## TASK INSTRUCTIONS
For each line below that contains the string "screenshot", copy that line.

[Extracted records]

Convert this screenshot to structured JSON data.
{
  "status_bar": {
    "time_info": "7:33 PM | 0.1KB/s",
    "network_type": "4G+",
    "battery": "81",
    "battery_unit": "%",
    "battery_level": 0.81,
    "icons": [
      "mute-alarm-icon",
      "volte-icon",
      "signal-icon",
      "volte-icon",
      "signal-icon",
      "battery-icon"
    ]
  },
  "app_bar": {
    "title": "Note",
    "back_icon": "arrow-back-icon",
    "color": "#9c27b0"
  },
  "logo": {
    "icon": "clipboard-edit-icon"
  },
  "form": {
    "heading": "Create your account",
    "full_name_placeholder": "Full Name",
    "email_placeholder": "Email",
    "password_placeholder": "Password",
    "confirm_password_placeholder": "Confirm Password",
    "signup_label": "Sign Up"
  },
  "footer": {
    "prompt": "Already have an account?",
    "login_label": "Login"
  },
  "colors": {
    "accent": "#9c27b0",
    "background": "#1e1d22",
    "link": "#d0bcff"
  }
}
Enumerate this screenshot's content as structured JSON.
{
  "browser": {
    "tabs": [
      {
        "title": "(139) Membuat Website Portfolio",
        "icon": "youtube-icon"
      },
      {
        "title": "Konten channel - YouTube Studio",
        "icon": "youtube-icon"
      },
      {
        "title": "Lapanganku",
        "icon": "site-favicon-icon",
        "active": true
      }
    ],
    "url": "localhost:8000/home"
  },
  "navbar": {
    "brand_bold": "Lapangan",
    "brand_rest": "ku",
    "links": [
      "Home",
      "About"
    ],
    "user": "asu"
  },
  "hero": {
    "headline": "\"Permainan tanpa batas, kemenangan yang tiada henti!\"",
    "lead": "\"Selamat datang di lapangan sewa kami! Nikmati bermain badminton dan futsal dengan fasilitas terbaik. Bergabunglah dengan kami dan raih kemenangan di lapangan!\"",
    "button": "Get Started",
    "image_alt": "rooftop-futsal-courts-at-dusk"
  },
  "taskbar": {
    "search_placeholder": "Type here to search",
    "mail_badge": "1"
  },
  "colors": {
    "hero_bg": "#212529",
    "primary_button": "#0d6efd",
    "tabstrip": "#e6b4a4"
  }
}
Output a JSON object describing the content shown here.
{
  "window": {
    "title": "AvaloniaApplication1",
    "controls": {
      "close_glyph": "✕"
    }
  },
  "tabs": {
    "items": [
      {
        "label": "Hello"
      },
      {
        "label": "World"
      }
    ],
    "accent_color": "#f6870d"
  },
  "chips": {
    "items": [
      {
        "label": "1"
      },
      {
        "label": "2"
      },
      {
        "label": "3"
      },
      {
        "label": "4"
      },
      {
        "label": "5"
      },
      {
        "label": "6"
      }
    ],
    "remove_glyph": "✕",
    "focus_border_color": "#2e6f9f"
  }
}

## SOLUTION TO THE PROBLEM
Convert this screenshot to structured JSON data.
Enumerate this screenshot's content as structured JSON.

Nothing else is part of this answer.